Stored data

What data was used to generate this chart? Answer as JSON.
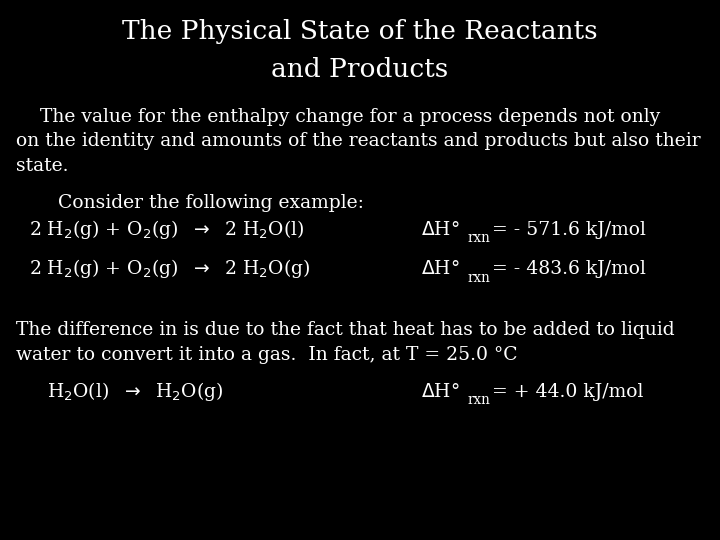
{
  "background_color": "#000000",
  "text_color": "#ffffff",
  "title_line1": "The Physical State of the Reactants",
  "title_line2": "and Products",
  "title_fontsize": 19,
  "body_fontsize": 13.5,
  "figsize": [
    7.2,
    5.4
  ],
  "dpi": 100,
  "para1": "    The value for the enthalpy change for a process depends not only\non the identity and amounts of the reactants and products but also their\nstate.",
  "consider": "Consider the following example:",
  "eq1_left": "2 H$_2$(g) + O$_2$(g)  $\\rightarrow$  2 H$_2$O(l)",
  "eq2_left": "2 H$_2$(g) + O$_2$(g)  $\\rightarrow$  2 H$_2$O(g)",
  "eq3_left": "H$_2$O(l)  $\\rightarrow$  H$_2$O(g)",
  "dH1": "= - 571.6 kJ/mol",
  "dH2": "= - 483.6 kJ/mol",
  "dH3": "= + 44.0 kJ/mol",
  "para2": "The difference in is due to the fact that heat has to be added to liquid\nwater to convert it into a gas.  In fact, at T = 25.0 °C"
}
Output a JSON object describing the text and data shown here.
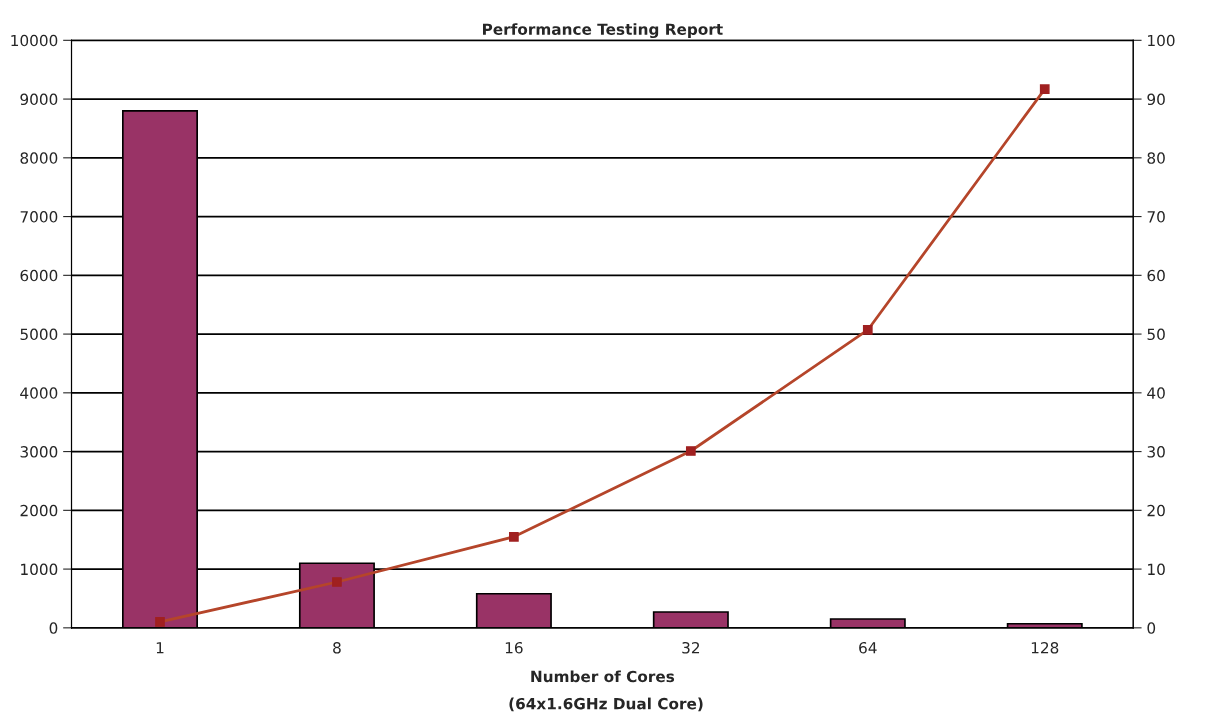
{
  "chart_data": {
    "type": "bar",
    "title": "Performance Testing Report",
    "xlabel": "Number of Cores",
    "annotations": [
      "(64x1.6GHz Dual Core)"
    ],
    "categories": [
      "1",
      "8",
      "16",
      "32",
      "64",
      "128"
    ],
    "series": [
      {
        "color": "#993366",
        "values": [
          8800,
          1100,
          580,
          270,
          150,
          70
        ]
      },
      {
        "type": "line",
        "axis": "y2",
        "color": "#b5452a",
        "marker": "square",
        "values": [
          1.0,
          7.8,
          15.5,
          30.1,
          50.7,
          91.7
        ]
      }
    ],
    "ylim": [
      0,
      10000
    ],
    "yticks": [
      0,
      1000,
      2000,
      3000,
      4000,
      5000,
      6000,
      7000,
      8000,
      9000,
      10000
    ],
    "y2lim": [
      0,
      100
    ],
    "y2ticks": [
      0,
      10,
      20,
      30,
      40,
      50,
      60,
      70,
      80,
      90,
      100
    ],
    "grid": "y",
    "legend": false
  }
}
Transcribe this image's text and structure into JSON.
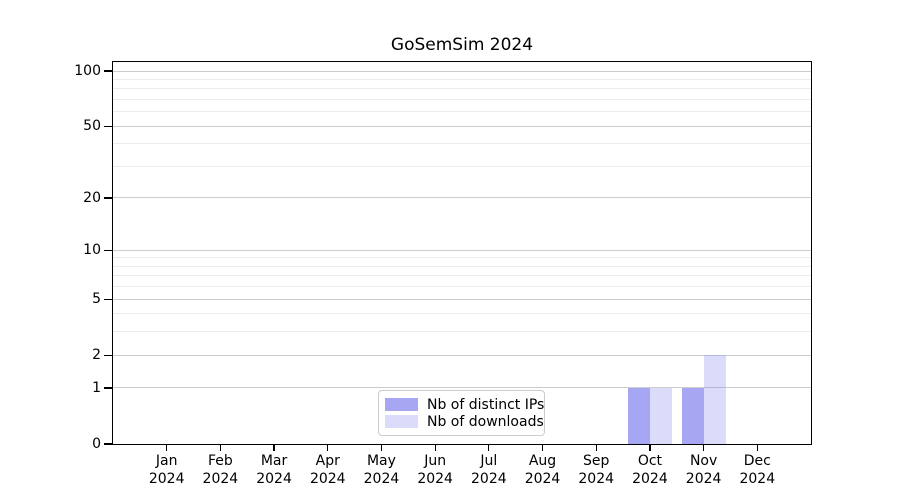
{
  "chart_data": {
    "type": "bar",
    "title": "GoSemSim 2024",
    "year_label": "2024",
    "categories": [
      "Jan",
      "Feb",
      "Mar",
      "Apr",
      "May",
      "Jun",
      "Jul",
      "Aug",
      "Sep",
      "Oct",
      "Nov",
      "Dec"
    ],
    "series": [
      {
        "name": "Nb of distinct IPs",
        "color": "#a6a6f2",
        "values": [
          0,
          0,
          0,
          0,
          0,
          0,
          0,
          0,
          0,
          1,
          1,
          0
        ]
      },
      {
        "name": "Nb of downloads",
        "color": "rgba(136,136,238,0.3)",
        "values": [
          0,
          0,
          0,
          0,
          0,
          0,
          0,
          0,
          0,
          1,
          2,
          0
        ]
      }
    ],
    "xlabel": "",
    "ylabel": "",
    "yscale": "log1p",
    "ylim": [
      0,
      112
    ],
    "y_ticks": [
      0,
      1,
      2,
      5,
      10,
      20,
      50,
      100
    ],
    "y_minor_ticks": [
      3,
      4,
      6,
      7,
      8,
      9,
      30,
      40,
      60,
      70,
      80,
      90
    ],
    "grid": true,
    "legend_position": "lower center",
    "colors": {
      "frame": "#000000",
      "grid_major": "#cccccc",
      "grid_minor": "#ececec",
      "text": "#000000"
    }
  }
}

=== TASK DETAILS ===
Copy out every line that includes the word "into".

=== FINISHED EXERCISE ===
  "para2": "The difference in is due to the fact that heat has to be added to liquid\nwater to convert it into a gas.  In fact, at T = 25.0 °C"
Transcribe this image's text and structure into JSON.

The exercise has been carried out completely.